*Prompt A*
Reproduce the passage of the Dunelm forum thread from "Turning before you" up to and including "less than £4.".
*Prompt B*
Carry on writing the Dunelm forum thread from the point where it stops.

*Text segment*
━━━━
Must got to Dunelms...

Thanks Steph :2thumb:,

I was in Wilkos the other day and they had reduced all there Ivy to £2 but it had all gone, so will check this out...

Your a star, i have three vivs to kit out now..you will save me a fortune


----------



## stephenie191 (May 29, 2007)

fordcortina1988 said:


> great, ill have a drive down sometime, never been in before but im guessing its a big place, whereabouts do i go in the shop (directions lol) from the front door. i just hate faffing around looking for things, a quick in and out for me:thumb:


Pretty easy to find, one door in and out! LOL



wolfspirit said:


> Must got to Dunelms...
> 
> Thanks Steph :2thumb:,
> 
> ...


Stuff in Wilko's always goes quick! They do good plant pots for 29p though as hides. 

Aww it's ok :blush: 

I couldn't wait to post em, i nearly fell over when i realised the Ivy was 6ft Long! :gasp:


----------



## fordcortina1988 (May 13, 2009)

well, i didnt mean wheres the door lol, i meant once i go in, where is it located.


----------



## stephenie191 (May 29, 2007)

fordcortina1988 said:


> well, i didnt mean wheres the door lol, i meant once i go in, where is it located.


Aww, lol :blush:

You want to be coming toward Asda, so its on the left hand side.

Turning before you get to asda's round about, Can't miss it. : victory:


----------



## Mirf (May 22, 2008)

Thanks for the heads up. No stores near me but they have the bits on their web site and delivery is less than £4.

Off to shop!!!:2thumb:


----------



## snickers (Aug 15, 2007)

I posted about mopani wood at dunelm. It's 1.99 a piece but the peices aren't huge. More spider sized rather than snake sized. Good value though. The fake plants didn't seem cheap to me, but maybe I'm just being tight :blush:


----------



## stephenie191 (May 29, 2007)
━━━━
*Supplied data*
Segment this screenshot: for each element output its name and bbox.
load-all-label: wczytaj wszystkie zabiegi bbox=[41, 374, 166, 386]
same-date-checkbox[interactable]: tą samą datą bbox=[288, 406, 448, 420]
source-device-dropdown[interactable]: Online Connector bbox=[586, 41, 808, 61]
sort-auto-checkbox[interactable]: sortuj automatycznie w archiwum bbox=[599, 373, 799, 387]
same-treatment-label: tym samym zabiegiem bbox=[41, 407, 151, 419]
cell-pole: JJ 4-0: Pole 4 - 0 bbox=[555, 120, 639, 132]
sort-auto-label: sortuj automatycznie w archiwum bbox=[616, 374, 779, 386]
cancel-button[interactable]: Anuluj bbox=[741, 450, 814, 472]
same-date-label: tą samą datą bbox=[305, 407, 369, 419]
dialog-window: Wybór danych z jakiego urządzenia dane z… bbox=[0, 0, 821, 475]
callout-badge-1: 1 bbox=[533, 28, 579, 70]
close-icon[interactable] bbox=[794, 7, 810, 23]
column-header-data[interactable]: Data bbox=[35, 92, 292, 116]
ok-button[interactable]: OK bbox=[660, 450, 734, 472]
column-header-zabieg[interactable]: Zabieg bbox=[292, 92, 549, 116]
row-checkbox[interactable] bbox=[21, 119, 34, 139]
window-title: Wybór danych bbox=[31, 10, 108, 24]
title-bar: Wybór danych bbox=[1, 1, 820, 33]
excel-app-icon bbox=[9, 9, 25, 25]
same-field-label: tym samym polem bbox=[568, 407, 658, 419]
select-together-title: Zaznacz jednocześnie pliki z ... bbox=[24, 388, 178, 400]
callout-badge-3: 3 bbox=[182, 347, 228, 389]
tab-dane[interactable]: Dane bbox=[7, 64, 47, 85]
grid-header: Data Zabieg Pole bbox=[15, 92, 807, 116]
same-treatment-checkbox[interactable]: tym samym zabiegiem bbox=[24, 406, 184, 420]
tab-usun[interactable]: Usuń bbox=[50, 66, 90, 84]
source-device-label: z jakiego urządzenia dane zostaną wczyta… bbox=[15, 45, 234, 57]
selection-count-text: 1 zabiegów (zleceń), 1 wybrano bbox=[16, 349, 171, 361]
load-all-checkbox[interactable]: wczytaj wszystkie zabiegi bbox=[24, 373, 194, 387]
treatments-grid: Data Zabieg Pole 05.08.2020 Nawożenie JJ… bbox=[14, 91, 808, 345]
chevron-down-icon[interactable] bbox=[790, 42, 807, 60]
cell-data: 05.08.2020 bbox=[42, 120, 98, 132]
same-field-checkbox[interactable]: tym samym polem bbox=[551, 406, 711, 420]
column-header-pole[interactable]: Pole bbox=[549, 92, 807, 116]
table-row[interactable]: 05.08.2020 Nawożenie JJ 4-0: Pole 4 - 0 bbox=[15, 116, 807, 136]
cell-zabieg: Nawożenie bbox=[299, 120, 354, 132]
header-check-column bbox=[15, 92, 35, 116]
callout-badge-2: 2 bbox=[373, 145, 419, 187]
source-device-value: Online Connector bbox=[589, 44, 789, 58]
━━━━
*Task response A*
Turning before you get to asda's round about, Can't miss it. : victory:


----------



## Mirf (May 22, 2008)

Thanks for the heads up. No stores near me but they have the bits on their web site and delivery is less than £4.

*Task response B*
snickers said:


> I posted about mopani wood at dunelm. It's 1.99 a piece but the peices aren't huge. More spider sized rather than snake sized. Good value though. The fake plants didn't seem cheap to me, but maybe I'm just being tight :blush:


They had some good sized ones when i was in. Big enough for snakes etc : victory:

£3.69 for 6ft of fake plant! 

4ft exo terra ones are like £12 or somthing :whistling2: LOL


----------



## swede.speed (May 1, 2009)

stephenie191 said:


> Aww, lol :blush:
> 
> You want to be coming toward Asda, so its on the left hand side.
> 
> Turning before you get to asda's round about, Can't miss it. : victory:


I think he means what part of the store is the item located i.e. by the tills, up the back left corner..:whistling2:


----------



## stephenie191 (May 29, 2007)

swede.speed said:


> I think he means what part of the store is the item located i.e. by the tills, up the back left corner..:whistling2:


It's not rocket science! LOL

Just ask somone if you can't find them :whistling2:


----------



## biffymilk (Mar 8, 2009)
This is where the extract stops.